**Objective:**
Print every record below exactly as written.

-- Begin Records for this exercise --

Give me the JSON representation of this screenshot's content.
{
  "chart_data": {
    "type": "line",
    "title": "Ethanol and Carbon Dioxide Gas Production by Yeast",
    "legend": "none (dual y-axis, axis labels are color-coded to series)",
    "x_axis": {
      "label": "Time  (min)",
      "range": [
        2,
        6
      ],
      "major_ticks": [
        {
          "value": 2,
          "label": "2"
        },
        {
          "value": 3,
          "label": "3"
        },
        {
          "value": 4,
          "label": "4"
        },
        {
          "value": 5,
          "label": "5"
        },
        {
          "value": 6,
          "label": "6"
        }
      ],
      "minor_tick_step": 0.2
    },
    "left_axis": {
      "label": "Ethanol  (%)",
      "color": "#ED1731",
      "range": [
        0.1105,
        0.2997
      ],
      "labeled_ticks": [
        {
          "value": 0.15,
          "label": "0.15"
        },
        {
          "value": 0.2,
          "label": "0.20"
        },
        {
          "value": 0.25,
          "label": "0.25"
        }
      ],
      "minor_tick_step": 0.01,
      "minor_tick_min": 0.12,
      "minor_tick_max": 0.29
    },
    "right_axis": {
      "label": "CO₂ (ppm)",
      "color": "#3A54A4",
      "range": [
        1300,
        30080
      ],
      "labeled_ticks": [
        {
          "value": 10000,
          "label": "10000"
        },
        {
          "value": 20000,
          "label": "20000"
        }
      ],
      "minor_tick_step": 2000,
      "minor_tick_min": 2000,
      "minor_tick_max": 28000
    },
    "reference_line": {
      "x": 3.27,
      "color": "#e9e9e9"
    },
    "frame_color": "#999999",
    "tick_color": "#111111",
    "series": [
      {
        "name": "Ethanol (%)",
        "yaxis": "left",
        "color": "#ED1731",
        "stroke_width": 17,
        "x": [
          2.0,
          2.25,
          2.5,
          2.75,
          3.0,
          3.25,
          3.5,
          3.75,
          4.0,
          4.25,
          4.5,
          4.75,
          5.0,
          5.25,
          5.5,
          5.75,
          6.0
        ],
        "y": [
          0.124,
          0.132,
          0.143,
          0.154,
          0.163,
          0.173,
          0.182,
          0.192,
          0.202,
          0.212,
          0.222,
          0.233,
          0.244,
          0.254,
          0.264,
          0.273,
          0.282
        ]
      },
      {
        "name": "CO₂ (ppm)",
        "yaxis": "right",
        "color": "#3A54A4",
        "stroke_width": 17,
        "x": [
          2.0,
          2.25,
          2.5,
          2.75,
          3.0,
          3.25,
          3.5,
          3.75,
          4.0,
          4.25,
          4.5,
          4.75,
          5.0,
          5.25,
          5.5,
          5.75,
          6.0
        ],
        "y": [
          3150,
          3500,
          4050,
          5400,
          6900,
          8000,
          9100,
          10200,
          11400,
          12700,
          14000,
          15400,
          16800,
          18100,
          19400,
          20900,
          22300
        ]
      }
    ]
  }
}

-- End Records for this exercise --

**Answer for this exercise:**
Give me the JSON representation of this screenshot's content.
{
  "chart_data": {
    "type": "line",
    "title": "Ethanol and Carbon Dioxide Gas Production by Yeast",
    "legend": "none (dual y-axis, axis labels are color-coded to series)",
    "x_axis": {
      "label": "Time  (min)",
      "range": [
        2,
        6
      ],
      "major_ticks": [
        {
          "value": 2,
          "label": "2"
        },
        {
          "value": 3,
          "label": "3"
        },
        {
          "value": 4,
          "label": "4"
        },
        {
          "value": 5,
          "label": "5"
        },
        {
          "value": 6,
          "label": "6"
        }
      ],
      "minor_tick_step": 0.2
    },
    "left_axis": {
      "label": "Ethanol  (%)",
      "color": "#ED1731",
      "range": [
        0.1105,
        0.2997
      ],
      "labeled_ticks": [
        {
          "value": 0.15,
          "label": "0.15"
        },
        {
          "value": 0.2,
          "label": "0.20"
        },
        {
          "value": 0.25,
          "label": "0.25"
        }
      ],
      "minor_tick_step": 0.01,
      "minor_tick_min": 0.12,
      "minor_tick_max": 0.29
    },
    "right_axis": {
      "label": "CO₂ (ppm)",
      "color": "#3A54A4",
      "range": [
        1300,
        30080
      ],
      "labeled_ticks": [
        {
          "value": 10000,
          "label": "10000"
        },
        {
          "value": 20000,
          "label": "20000"
        }
      ],
      "minor_tick_step": 2000,
      "minor_tick_min": 2000,
      "minor_tick_max": 28000
    },
    "reference_line": {
      "x": 3.27,
      "color": "#e9e9e9"
    },
    "frame_color": "#999999",
    "tick_color": "#111111",
    "series": [
      {
        "name": "Ethanol (%)",
        "yaxis": "left",
        "color": "#ED1731",
        "stroke_width": 17,
        "x": [
          2.0,
          2.25,
          2.5,
          2.75,
          3.0,
          3.25,
          3.5,
          3.75,
          4.0,
          4.25,
          4.5,
          4.75,
          5.0,
          5.25,
          5.5,
          5.75,
          6.0
        ],
        "y": [
          0.124,
          0.132,
          0.143,
          0.154,
          0.163,
          0.173,
          0.182,
          0.192,
          0.202,
          0.212,
          0.222,
          0.233,
          0.244,
          0.254,
          0.264,
          0.273,
          0.282
        ]
      },
      {
        "name": "CO₂ (ppm)",
        "yaxis": "right",
        "color": "#3A54A4",
        "stroke_width": 17,
        "x": [
          2.0,
          2.25,
          2.5,
          2.75,
          3.0,
          3.25,
          3.5,
          3.75,
          4.0,
          4.25,
          4.5,
          4.75,
          5.0,
          5.25,
          5.5,
          5.75,
          6.0
        ],
        "y": [
          3150,
          3500,
          4050,
          5400,
          6900,
          8000,
          9100,
          10200,
          11400,
          12700,
          14000,
          15400,
          16800,
          18100,
          19400,
          20900,
          22300
        ]
      }
    ]
  }
}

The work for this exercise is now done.